Records that describe figures:

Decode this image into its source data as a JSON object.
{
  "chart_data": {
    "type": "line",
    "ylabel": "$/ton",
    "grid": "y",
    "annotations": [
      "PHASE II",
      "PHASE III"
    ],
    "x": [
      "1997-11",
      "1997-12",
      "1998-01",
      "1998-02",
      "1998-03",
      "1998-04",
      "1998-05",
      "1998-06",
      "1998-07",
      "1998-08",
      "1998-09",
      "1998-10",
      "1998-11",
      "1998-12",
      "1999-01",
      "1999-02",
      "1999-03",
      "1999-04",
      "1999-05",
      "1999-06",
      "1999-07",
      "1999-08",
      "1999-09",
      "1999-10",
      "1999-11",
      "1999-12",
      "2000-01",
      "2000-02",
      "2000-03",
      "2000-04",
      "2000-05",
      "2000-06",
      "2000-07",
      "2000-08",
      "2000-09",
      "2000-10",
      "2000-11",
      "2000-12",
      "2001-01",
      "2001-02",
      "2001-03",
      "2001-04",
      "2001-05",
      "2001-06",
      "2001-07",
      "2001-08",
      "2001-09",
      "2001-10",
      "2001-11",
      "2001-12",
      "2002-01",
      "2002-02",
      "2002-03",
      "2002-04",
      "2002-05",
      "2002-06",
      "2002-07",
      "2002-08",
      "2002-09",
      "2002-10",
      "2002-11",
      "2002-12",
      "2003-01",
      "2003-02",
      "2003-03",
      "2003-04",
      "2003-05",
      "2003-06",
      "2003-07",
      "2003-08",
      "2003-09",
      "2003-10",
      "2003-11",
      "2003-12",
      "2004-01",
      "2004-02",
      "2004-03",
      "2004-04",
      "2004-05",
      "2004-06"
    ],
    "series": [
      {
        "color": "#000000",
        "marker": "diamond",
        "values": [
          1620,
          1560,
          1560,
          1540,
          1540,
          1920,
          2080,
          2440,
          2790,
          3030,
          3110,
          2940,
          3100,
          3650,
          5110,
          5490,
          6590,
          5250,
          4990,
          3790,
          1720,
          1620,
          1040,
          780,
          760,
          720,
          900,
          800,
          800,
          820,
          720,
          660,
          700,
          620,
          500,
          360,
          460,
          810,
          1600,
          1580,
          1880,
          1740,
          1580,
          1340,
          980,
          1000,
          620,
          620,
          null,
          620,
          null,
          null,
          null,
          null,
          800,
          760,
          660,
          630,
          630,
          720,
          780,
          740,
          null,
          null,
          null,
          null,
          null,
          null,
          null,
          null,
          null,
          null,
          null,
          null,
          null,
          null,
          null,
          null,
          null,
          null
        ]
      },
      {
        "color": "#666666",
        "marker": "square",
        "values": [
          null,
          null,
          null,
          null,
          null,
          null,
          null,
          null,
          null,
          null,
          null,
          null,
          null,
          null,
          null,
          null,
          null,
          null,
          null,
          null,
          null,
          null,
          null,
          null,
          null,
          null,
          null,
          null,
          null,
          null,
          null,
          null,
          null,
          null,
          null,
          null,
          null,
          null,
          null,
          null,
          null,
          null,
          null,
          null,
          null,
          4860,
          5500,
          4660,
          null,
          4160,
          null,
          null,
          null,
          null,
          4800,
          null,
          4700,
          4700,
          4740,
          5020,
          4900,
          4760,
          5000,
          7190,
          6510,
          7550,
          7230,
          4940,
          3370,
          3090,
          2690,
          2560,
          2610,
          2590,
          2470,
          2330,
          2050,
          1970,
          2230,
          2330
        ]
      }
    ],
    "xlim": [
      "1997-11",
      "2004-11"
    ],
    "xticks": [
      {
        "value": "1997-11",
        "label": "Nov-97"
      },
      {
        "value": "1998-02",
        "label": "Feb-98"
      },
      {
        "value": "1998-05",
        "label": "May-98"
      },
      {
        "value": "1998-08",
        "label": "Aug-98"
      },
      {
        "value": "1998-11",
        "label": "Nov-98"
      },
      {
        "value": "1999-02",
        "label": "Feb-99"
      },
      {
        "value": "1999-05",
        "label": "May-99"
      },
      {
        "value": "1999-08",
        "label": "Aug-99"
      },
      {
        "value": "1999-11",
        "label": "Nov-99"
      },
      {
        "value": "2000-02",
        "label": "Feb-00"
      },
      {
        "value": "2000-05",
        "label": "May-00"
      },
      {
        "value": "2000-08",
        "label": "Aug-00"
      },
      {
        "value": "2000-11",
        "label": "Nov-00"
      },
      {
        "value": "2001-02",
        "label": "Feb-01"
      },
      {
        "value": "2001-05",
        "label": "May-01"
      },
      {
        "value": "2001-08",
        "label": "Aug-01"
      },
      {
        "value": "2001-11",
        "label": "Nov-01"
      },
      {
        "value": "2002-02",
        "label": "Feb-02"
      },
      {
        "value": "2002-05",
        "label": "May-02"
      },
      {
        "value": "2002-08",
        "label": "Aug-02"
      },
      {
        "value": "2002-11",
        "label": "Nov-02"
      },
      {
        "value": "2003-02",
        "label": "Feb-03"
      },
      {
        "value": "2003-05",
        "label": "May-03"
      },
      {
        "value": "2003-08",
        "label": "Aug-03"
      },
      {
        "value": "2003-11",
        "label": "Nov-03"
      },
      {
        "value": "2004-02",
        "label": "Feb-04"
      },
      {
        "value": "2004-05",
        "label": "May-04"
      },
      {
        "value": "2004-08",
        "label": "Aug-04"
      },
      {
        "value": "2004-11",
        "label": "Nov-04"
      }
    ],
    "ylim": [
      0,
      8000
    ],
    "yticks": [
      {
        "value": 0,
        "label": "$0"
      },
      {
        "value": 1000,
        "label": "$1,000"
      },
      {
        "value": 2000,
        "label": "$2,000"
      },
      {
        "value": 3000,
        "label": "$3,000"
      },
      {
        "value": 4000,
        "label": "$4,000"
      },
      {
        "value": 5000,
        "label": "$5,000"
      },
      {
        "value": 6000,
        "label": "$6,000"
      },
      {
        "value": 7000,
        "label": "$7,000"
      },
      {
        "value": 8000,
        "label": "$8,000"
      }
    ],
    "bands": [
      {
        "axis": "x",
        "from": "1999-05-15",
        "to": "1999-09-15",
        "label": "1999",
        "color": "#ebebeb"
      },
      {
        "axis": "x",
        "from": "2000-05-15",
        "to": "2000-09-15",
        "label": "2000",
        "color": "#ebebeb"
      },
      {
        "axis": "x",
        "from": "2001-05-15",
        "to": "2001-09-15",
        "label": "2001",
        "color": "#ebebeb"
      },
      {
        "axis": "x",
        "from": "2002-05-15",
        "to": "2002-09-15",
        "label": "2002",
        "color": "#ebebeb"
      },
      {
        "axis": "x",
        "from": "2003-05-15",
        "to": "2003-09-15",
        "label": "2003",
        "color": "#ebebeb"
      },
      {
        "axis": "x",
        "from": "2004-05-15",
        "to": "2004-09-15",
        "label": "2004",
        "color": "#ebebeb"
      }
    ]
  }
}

- [Exercise objective]: Copy out the whole listing exactly as written.

- [Exercise output]:
Decode this image into its source data as a JSON object.
{
  "chart_data": {
    "type": "line",
    "ylabel": "$/ton",
    "grid": "y",
    "annotations": [
      "PHASE II",
      "PHASE III"
    ],
    "x": [
      "1997-11",
      "1997-12",
      "1998-01",
      "1998-02",
      "1998-03",
      "1998-04",
      "1998-05",
      "1998-06",
      "1998-07",
      "1998-08",
      "1998-09",
      "1998-10",
      "1998-11",
      "1998-12",
      "1999-01",
      "1999-02",
      "1999-03",
      "1999-04",
      "1999-05",
      "1999-06",
      "1999-07",
      "1999-08",
      "1999-09",
      "1999-10",
      "1999-11",
      "1999-12",
      "2000-01",
      "2000-02",
      "2000-03",
      "2000-04",
      "2000-05",
      "2000-06",
      "2000-07",
      "2000-08",
      "2000-09",
      "2000-10",
      "2000-11",
      "2000-12",
      "2001-01",
      "2001-02",
      "2001-03",
      "2001-04",
      "2001-05",
      "2001-06",
      "2001-07",
      "2001-08",
      "2001-09",
      "2001-10",
      "2001-11",
      "2001-12",
      "2002-01",
      "2002-02",
      "2002-03",
      "2002-04",
      "2002-05",
      "2002-06",
      "2002-07",
      "2002-08",
      "2002-09",
      "2002-10",
      "2002-11",
      "2002-12",
      "2003-01",
      "2003-02",
      "2003-03",
      "2003-04",
      "2003-05",
      "2003-06",
      "2003-07",
      "2003-08",
      "2003-09",
      "2003-10",
      "2003-11",
      "2003-12",
      "2004-01",
      "2004-02",
      "2004-03",
      "2004-04",
      "2004-05",
      "2004-06"
    ],
    "series": [
      {
        "color": "#000000",
        "marker": "diamond",
        "values": [
          1620,
          1560,
          1560,
          1540,
          1540,
          1920,
          2080,
          2440,
          2790,
          3030,
          3110,
          2940,
          3100,
          3650,
          5110,
          5490,
          6590,
          5250,
          4990,
          3790,
          1720,
          1620,
          1040,
          780,
          760,
          720,
          900,
          800,
          800,
          820,
          720,
          660,
          700,
          620,
          500,
          360,
          460,
          810,
          1600,
          1580,
          1880,
          1740,
          1580,
          1340,
          980,
          1000,
          620,
          620,
          null,
          620,
          null,
          null,
          null,
          null,
          800,
          760,
          660,
          630,
          630,
          720,
          780,
          740,
          null,
          null,
          null,
          null,
          null,
          null,
          null,
          null,
          null,
          null,
          null,
          null,
          null,
          null,
          null,
          null,
          null,
          null
        ]
      },
      {
        "color": "#666666",
        "marker": "square",
        "values": [
          null,
          null,
          null,
          null,
          null,
          null,
          null,
          null,
          null,
          null,
          null,
          null,
          null,
          null,
          null,
          null,
          null,
          null,
          null,
          null,
          null,
          null,
          null,
          null,
          null,
          null,
          null,
          null,
          null,
          null,
          null,
          null,
          null,
          null,
          null,
          null,
          null,
          null,
          null,
          null,
          null,
          null,
          null,
          null,
          null,
          4860,
          5500,
          4660,
          null,
          4160,
          null,
          null,
          null,
          null,
          4800,
          null,
          4700,
          4700,
          4740,
          5020,
          4900,
          4760,
          5000,
          7190,
          6510,
          7550,
          7230,
          4940,
          3370,
          3090,
          2690,
          2560,
          2610,
          2590,
          2470,
          2330,
          2050,
          1970,
          2230,
          2330
        ]
      }
    ],
    "xlim": [
      "1997-11",
      "2004-11"
    ],
    "xticks": [
      {
        "value": "1997-11",
        "label": "Nov-97"
      },
      {
        "value": "1998-02",
        "label": "Feb-98"
      },
      {
        "value": "1998-05",
        "label": "May-98"
      },
      {
        "value": "1998-08",
        "label": "Aug-98"
      },
      {
        "value": "1998-11",
        "label": "Nov-98"
      },
      {
        "value": "1999-02",
        "label": "Feb-99"
      },
      {
        "value": "1999-05",
        "label": "May-99"
      },
      {
        "value": "1999-08",
        "label": "Aug-99"
      },
      {
        "value": "1999-11",
        "label": "Nov-99"
      },
      {
        "value": "2000-02",
        "label": "Feb-00"
      },
      {
        "value": "2000-05",
        "label": "May-00"
      },
      {
        "value": "2000-08",
        "label": "Aug-00"
      },
      {
        "value": "2000-11",
        "label": "Nov-00"
      },
      {
        "value": "2001-02",
        "label": "Feb-01"
      },
      {
        "value": "2001-05",
        "label": "May-01"
      },
      {
        "value": "2001-08",
        "label": "Aug-01"
      },
      {
        "value": "2001-11",
        "label": "Nov-01"
      },
      {
        "value": "2002-02",
        "label": "Feb-02"
      },
      {
        "value": "2002-05",
        "label": "May-02"
      },
      {
        "value": "2002-08",
        "label": "Aug-02"
      },
      {
        "value": "2002-11",
        "label": "Nov-02"
      },
      {
        "value": "2003-02",
        "label": "Feb-03"
      },
      {
        "value": "2003-05",
        "label": "May-03"
      },
      {
        "value": "2003-08",
        "label": "Aug-03"
      },
      {
        "value": "2003-11",
        "label": "Nov-03"
      },
      {
        "value": "2004-02",
        "label": "Feb-04"
      },
      {
        "value": "2004-05",
        "label": "May-04"
      },
      {
        "value": "2004-08",
        "label": "Aug-04"
      },
      {
        "value": "2004-11",
        "label": "Nov-04"
      }
    ],
    "ylim": [
      0,
      8000
    ],
    "yticks": [
      {
        "value": 0,
        "label": "$0"
      },
      {
        "value": 1000,
        "label": "$1,000"
      },
      {
        "value": 2000,
        "label": "$2,000"
      },
      {
        "value": 3000,
        "label": "$3,000"
      },
      {
        "value": 4000,
        "label": "$4,000"
      },
      {
        "value": 5000,
        "label": "$5,000"
      },
      {
        "value": 6000,
        "label": "$6,000"
      },
      {
        "value": 7000,
        "label": "$7,000"
      },
      {
        "value": 8000,
        "label": "$8,000"
      }
    ],
    "bands": [
      {
        "axis": "x",
        "from": "1999-05-15",
        "to": "1999-09-15",
        "label": "1999",
        "color": "#ebebeb"
      },
      {
        "axis": "x",
        "from": "2000-05-15",
        "to": "2000-09-15",
        "label": "2000",
        "color": "#ebebeb"
      },
      {
        "axis": "x",
        "from": "2001-05-15",
        "to": "2001-09-15",
        "label": "2001",
        "color": "#ebebeb"
      },
      {
        "axis": "x",
        "from": "2002-05-15",
        "to": "2002-09-15",
        "label": "2002",
        "color": "#ebebeb"
      },
      {
        "axis": "x",
        "from": "2003-05-15",
        "to": "2003-09-15",
        "label": "2003",
        "color": "#ebebeb"
      },
      {
        "axis": "x",
        "from": "2004-05-15",
        "to": "2004-09-15",
        "label": "2004",
        "color": "#ebebeb"
      }
    ]
  }
}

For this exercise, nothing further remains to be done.